_Extracted data_
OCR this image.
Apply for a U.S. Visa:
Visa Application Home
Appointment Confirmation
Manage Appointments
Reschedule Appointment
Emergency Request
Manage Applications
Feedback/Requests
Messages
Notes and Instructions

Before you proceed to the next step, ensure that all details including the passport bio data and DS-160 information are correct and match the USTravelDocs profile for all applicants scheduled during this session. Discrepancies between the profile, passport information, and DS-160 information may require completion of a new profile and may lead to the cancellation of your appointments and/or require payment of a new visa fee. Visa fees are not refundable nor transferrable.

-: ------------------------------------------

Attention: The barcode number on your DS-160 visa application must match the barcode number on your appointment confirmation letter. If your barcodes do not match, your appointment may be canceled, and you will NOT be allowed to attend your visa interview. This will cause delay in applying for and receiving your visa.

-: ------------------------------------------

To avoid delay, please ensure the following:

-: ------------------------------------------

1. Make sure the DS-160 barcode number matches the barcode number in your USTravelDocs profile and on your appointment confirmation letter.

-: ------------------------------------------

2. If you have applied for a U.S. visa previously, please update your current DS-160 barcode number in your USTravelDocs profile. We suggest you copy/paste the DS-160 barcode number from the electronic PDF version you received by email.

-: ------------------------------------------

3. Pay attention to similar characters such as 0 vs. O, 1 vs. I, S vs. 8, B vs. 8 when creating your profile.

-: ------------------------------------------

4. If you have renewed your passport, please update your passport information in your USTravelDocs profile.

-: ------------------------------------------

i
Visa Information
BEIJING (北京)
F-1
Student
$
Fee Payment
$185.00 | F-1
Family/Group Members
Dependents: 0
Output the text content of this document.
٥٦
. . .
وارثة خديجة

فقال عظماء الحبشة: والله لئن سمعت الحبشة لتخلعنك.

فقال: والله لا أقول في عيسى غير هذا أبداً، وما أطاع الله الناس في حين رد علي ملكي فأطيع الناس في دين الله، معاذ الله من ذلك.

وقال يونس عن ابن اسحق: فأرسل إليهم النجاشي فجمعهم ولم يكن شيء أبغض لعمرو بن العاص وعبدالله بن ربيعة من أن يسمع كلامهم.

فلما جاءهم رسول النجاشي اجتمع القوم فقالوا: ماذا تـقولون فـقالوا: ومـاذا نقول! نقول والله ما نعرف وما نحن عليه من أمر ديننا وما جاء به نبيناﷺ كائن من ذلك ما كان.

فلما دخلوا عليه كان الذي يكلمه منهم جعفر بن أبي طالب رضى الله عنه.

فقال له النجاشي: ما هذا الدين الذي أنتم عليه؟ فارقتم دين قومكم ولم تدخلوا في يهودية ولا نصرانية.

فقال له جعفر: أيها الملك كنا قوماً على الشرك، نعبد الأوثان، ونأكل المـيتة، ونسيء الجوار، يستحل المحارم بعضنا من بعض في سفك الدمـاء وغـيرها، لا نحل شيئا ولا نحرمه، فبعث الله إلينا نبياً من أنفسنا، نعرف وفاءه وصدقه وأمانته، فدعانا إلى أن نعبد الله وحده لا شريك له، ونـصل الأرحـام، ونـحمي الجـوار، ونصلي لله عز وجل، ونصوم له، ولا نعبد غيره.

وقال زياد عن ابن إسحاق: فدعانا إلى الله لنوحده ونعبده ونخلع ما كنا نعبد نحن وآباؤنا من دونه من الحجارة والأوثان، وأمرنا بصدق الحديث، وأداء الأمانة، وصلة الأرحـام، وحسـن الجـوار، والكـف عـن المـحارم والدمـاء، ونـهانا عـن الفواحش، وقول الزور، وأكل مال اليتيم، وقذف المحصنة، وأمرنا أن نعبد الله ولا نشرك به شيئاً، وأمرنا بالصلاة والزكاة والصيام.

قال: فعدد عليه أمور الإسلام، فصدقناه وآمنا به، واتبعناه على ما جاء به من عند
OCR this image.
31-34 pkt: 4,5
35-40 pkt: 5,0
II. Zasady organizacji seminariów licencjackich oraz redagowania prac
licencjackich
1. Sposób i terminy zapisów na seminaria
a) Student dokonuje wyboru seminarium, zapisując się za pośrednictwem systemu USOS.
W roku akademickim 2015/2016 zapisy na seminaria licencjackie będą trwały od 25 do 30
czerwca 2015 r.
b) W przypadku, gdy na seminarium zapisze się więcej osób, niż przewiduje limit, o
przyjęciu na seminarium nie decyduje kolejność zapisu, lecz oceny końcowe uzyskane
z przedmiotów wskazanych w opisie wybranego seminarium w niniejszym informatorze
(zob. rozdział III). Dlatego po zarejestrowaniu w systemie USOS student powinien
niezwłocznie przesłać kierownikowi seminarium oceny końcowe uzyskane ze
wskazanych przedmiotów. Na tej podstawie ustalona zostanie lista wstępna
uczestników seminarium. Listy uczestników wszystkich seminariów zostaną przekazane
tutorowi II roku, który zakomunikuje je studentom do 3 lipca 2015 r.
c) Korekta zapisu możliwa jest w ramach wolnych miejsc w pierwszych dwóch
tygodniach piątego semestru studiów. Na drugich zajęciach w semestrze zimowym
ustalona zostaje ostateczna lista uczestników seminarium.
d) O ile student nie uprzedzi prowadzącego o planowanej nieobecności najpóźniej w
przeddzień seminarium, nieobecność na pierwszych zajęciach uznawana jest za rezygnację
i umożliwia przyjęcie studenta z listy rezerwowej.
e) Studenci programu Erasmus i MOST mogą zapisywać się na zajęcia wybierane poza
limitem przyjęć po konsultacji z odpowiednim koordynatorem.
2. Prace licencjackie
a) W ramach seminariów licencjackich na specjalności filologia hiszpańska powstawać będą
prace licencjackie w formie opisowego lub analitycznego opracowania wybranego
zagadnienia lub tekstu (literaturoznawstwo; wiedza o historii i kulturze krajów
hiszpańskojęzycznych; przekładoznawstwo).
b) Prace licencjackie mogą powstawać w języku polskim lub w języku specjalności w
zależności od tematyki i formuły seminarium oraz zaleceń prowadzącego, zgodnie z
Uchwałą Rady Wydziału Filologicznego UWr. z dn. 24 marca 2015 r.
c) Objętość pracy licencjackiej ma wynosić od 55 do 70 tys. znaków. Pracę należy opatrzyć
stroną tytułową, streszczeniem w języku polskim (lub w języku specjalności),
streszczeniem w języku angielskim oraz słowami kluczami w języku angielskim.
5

_Task requirements_
Where a line above contains the word "الجـوار", copy that line.

_In response_
فقال له جعفر: أيها الملك كنا قوماً على الشرك، نعبد الأوثان، ونأكل المـيتة، ونسيء الجوار، يستحل المحارم بعضنا من بعض في سفك الدمـاء وغـيرها، لا نحل شيئا ولا نحرمه، فبعث الله إلينا نبياً من أنفسنا، نعرف وفاءه وصدقه وأمانته، فدعانا إلى أن نعبد الله وحده لا شريك له، ونـصل الأرحـام، ونـحمي الجـوار، ونصلي لله عز وجل، ونصوم له، ولا نعبد غيره.
وقال زياد عن ابن إسحاق: فدعانا إلى الله لنوحده ونعبده ونخلع ما كنا نعبد نحن وآباؤنا من دونه من الحجارة والأوثان، وأمرنا بصدق الحديث، وأداء الأمانة، وصلة الأرحـام، وحسـن الجـوار، والكـف عـن المـحارم والدمـاء، ونـهانا عـن الفواحش، وقول الزور، وأكل مال اليتيم، وقذف المحصنة، وأمرنا أن نعبد الله ولا نشرك به شيئاً، وأمرنا بالصلاة والزكاة والصيام.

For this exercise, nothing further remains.